## WORK TO DO
Extract every line below, verbatim.
--- Start of ENTRIES PROVIDED ---
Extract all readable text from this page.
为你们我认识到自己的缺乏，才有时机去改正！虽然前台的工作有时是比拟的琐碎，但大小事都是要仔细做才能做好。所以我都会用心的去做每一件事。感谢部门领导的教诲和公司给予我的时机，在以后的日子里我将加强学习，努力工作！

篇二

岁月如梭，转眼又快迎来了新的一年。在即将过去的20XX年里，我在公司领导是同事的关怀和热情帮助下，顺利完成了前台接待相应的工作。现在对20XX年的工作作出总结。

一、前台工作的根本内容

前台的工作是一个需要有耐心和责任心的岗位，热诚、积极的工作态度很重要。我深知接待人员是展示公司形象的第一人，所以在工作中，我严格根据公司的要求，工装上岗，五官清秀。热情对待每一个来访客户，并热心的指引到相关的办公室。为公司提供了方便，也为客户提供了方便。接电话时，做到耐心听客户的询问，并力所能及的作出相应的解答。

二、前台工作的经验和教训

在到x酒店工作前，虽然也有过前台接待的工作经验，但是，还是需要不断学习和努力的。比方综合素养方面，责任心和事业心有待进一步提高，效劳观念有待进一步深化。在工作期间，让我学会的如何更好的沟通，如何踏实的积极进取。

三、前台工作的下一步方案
--- End of ENTRIES PROVIDED ---
## FINAL ANSWER
Extract all readable text from this page.
为你们我认识到自己的缺乏，才有时机去改正！虽然前台的工作有时是比拟的琐碎，但大小事都是要仔细做才能做好。所以我都会用心的去做每一件事。感谢部门领导的教诲和公司给予我的时机，在以后的日子里我将加强学习，努力工作！

篇二

岁月如梭，转眼又快迎来了新的一年。在即将过去的20XX年里，我在公司领导是同事的关怀和热情帮助下，顺利完成了前台接待相应的工作。现在对20XX年的工作作出总结。

一、前台工作的根本内容

前台的工作是一个需要有耐心和责任心的岗位，热诚、积极的工作态度很重要。我深知接待人员是展示公司形象的第一人，所以在工作中，我严格根据公司的要求，工装上岗，五官清秀。热情对待每一个来访客户，并热心的指引到相关的办公室。为公司提供了方便，也为客户提供了方便。接电话时，做到耐心听客户的询问，并力所能及的作出相应的解答。

二、前台工作的经验和教训

在到x酒店工作前，虽然也有过前台接待的工作经验，但是，还是需要不断学习和努力的。比方综合素养方面，责任心和事业心有待进一步提高，效劳观念有待进一步深化。在工作期间，让我学会的如何更好的沟通，如何踏实的积极进取。

三、前台工作的下一步方案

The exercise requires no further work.